WHAT THE TASK REQUIRES: Which lines contain the word "CORPS"? Return each of them as written.

RECORDS PROVIDED:
--*--

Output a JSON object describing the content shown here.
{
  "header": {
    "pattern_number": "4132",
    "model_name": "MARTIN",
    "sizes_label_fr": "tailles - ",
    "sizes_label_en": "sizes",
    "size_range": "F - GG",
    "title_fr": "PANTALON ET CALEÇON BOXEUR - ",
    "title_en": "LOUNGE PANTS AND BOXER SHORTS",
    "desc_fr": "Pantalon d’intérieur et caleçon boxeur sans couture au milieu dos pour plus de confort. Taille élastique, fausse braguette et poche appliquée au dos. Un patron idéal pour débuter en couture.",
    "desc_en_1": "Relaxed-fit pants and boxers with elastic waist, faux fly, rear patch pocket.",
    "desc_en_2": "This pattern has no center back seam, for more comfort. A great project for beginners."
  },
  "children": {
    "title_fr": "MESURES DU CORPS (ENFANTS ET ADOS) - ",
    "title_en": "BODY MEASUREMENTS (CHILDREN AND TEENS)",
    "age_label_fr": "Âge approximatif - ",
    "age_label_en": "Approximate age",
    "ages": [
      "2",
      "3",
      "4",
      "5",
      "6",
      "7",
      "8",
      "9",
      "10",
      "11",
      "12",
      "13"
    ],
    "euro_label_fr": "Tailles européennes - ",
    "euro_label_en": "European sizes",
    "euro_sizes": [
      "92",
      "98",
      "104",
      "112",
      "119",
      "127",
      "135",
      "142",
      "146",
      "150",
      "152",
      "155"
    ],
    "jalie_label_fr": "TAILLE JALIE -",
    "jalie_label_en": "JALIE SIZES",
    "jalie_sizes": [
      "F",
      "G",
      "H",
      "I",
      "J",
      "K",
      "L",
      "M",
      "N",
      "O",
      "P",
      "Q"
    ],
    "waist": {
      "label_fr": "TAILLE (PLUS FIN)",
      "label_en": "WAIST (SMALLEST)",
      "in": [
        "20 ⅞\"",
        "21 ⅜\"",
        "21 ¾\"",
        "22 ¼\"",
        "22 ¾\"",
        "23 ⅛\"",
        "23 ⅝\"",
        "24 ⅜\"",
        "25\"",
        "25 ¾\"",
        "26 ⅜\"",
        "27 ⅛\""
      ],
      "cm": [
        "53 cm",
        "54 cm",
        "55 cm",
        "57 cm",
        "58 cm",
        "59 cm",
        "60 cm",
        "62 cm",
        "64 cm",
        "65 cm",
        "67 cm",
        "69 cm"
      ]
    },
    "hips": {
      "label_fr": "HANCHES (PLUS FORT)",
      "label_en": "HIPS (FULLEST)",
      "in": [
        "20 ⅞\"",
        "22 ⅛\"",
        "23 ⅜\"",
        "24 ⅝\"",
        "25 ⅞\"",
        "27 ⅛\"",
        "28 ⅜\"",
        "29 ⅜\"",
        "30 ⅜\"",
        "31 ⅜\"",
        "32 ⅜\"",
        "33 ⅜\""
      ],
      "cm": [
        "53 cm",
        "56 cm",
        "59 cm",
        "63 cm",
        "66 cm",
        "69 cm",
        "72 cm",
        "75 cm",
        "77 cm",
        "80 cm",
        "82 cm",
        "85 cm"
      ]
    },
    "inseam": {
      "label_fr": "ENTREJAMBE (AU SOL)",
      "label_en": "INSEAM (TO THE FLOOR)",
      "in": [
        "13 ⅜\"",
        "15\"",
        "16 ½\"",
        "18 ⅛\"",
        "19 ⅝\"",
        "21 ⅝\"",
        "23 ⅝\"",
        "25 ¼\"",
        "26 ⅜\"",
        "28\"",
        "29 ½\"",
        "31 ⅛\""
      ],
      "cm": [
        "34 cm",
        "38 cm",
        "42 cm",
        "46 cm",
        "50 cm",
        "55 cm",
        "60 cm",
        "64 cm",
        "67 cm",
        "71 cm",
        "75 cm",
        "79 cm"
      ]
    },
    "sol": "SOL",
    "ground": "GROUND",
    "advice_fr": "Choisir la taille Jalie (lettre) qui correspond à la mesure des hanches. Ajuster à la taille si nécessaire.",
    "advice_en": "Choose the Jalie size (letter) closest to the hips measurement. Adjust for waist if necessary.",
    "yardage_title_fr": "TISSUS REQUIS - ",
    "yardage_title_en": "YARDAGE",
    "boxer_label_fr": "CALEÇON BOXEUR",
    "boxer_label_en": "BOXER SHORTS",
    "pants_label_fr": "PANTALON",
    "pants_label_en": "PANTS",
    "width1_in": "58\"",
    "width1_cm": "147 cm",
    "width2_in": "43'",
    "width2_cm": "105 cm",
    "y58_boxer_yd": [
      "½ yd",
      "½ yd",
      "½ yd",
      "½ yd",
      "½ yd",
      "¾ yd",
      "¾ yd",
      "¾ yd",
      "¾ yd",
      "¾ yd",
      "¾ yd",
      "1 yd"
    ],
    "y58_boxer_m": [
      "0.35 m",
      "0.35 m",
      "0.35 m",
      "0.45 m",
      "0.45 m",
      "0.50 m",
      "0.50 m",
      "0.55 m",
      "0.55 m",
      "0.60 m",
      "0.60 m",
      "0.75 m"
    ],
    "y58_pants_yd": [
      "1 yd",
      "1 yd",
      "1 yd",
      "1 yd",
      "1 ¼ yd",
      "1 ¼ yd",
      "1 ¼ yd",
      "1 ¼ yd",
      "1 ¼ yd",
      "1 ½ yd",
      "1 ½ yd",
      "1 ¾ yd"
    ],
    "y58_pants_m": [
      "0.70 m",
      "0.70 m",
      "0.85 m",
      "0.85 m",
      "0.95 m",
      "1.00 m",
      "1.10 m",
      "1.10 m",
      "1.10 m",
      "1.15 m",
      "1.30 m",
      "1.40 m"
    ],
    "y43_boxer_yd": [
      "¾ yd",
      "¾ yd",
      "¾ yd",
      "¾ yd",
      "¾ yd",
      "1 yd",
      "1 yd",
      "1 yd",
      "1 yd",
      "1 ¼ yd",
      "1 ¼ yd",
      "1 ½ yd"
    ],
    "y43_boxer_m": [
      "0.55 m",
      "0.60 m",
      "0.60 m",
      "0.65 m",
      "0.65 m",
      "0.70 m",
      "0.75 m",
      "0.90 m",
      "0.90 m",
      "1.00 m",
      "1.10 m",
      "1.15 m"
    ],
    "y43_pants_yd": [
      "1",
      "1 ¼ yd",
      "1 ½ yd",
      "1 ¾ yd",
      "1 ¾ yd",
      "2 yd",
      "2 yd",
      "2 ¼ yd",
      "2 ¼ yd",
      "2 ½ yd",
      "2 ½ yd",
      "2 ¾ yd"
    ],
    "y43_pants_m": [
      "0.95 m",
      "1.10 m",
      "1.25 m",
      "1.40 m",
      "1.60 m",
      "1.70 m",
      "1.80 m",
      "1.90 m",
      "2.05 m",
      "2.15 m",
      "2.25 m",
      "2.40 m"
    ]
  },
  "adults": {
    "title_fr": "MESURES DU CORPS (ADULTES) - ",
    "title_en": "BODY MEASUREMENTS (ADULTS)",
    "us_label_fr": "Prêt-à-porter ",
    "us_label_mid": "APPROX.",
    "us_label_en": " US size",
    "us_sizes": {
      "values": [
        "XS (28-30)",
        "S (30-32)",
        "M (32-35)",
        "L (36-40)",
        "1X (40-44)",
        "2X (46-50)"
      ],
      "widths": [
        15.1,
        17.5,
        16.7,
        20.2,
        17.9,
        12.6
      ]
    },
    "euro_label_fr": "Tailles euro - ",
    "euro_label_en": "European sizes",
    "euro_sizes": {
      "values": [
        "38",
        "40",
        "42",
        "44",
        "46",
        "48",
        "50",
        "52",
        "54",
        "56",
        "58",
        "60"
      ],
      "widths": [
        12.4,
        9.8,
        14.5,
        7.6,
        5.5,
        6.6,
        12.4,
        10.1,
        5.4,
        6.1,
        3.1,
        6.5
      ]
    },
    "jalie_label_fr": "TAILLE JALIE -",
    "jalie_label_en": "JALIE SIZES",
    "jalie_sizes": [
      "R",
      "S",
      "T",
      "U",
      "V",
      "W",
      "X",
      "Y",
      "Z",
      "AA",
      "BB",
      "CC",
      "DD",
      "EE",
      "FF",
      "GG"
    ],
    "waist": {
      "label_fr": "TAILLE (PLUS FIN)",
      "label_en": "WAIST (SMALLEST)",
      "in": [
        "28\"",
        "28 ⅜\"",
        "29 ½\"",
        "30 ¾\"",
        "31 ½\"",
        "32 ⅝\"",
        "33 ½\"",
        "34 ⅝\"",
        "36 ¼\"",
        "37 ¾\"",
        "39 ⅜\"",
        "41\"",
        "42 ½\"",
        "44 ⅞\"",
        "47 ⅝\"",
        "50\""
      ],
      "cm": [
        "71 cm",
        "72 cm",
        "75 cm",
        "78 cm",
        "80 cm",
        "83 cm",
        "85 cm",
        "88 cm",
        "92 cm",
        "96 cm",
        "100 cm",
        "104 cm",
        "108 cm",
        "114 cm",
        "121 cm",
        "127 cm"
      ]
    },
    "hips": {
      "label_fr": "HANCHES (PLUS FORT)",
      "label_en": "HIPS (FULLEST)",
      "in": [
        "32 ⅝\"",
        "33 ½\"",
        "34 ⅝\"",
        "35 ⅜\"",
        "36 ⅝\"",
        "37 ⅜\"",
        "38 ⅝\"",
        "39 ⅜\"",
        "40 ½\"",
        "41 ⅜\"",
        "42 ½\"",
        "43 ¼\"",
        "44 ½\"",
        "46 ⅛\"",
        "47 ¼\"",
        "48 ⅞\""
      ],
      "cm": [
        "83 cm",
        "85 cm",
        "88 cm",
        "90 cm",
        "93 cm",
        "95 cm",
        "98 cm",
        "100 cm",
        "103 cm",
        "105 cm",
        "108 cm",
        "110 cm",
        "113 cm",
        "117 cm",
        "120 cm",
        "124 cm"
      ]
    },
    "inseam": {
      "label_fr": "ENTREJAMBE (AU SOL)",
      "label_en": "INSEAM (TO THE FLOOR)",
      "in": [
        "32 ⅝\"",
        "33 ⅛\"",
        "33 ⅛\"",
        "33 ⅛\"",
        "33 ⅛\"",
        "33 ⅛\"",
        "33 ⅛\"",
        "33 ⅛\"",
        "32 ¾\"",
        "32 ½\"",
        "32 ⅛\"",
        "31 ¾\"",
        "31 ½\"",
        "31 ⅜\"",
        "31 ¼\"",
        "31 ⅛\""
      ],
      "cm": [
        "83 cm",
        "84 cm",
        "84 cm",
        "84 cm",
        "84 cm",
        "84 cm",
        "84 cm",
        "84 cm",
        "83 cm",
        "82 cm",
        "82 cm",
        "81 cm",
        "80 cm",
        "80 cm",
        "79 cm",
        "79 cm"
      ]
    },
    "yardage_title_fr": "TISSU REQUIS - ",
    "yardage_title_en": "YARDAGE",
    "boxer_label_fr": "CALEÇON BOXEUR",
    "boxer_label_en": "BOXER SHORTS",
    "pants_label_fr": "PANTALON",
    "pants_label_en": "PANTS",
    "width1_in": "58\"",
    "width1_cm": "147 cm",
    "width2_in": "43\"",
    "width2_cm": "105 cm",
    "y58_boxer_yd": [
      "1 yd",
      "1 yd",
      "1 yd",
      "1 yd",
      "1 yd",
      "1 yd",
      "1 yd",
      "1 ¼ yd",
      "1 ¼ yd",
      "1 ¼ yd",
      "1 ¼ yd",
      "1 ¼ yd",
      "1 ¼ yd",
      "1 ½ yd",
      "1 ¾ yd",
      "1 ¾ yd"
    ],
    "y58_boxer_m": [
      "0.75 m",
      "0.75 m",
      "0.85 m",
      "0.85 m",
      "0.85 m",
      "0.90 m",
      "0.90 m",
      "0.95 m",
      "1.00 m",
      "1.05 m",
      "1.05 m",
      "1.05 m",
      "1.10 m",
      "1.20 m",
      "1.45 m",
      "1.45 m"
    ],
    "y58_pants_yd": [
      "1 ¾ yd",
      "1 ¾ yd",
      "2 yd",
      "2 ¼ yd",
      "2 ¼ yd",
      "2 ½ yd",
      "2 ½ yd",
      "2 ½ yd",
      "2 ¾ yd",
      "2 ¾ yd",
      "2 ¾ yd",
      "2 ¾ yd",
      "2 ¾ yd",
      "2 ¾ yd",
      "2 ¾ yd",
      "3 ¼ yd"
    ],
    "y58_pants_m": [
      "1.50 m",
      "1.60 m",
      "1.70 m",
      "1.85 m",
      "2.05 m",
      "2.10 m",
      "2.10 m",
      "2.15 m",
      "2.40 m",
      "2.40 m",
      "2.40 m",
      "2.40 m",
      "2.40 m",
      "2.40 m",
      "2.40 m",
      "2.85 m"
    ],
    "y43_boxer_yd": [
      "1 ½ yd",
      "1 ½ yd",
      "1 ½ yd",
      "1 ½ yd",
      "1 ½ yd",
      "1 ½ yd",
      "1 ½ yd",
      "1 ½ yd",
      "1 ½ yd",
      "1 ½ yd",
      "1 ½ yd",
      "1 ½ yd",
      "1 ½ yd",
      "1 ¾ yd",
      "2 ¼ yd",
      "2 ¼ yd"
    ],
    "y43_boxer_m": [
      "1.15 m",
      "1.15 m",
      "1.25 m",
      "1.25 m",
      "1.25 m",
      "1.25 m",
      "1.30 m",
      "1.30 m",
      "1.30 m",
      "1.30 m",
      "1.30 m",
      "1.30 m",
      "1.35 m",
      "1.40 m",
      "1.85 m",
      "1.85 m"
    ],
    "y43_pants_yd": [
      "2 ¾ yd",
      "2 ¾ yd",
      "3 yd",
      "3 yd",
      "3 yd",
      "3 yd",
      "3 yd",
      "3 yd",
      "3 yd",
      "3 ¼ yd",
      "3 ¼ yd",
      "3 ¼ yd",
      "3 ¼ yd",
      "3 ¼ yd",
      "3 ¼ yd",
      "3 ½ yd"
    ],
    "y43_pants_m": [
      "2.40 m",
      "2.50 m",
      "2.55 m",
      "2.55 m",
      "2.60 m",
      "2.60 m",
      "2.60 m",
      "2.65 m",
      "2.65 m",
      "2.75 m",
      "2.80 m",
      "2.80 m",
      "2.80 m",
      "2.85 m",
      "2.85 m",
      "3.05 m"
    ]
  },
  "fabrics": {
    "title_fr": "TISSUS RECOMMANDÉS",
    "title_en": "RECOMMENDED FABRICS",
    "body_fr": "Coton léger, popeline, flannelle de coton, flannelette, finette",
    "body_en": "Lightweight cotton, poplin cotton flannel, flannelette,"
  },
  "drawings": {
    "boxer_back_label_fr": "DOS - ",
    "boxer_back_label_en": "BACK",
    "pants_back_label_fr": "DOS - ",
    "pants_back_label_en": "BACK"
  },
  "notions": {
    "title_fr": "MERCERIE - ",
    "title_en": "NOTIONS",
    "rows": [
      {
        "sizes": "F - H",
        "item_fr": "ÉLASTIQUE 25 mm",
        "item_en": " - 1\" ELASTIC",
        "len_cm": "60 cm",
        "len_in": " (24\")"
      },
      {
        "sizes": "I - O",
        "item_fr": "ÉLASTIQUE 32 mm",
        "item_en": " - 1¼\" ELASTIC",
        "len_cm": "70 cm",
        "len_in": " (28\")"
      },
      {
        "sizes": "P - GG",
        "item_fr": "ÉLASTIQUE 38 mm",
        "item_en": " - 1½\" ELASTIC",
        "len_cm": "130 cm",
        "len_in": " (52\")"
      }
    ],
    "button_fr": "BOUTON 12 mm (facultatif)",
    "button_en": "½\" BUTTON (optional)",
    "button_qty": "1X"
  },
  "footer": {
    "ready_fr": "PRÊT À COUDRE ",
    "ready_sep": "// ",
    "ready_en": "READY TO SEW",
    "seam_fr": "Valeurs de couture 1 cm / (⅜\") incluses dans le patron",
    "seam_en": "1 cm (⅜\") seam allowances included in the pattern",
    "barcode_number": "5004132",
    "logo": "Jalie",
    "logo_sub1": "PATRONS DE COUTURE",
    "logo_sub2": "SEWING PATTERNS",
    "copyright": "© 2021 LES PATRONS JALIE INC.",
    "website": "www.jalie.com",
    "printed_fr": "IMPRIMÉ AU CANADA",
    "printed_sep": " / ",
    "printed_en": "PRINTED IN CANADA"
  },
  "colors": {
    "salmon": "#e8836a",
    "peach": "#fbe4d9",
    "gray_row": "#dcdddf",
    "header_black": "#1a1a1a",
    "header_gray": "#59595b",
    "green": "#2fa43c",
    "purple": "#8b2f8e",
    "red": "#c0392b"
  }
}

--*--

RESPONSE TO THIS TASK:
    "title_fr": "MESURES DU CORPS (ENFANTS ET ADOS) - ",
    "title_fr": "MESURES DU CORPS (ADULTES) - ",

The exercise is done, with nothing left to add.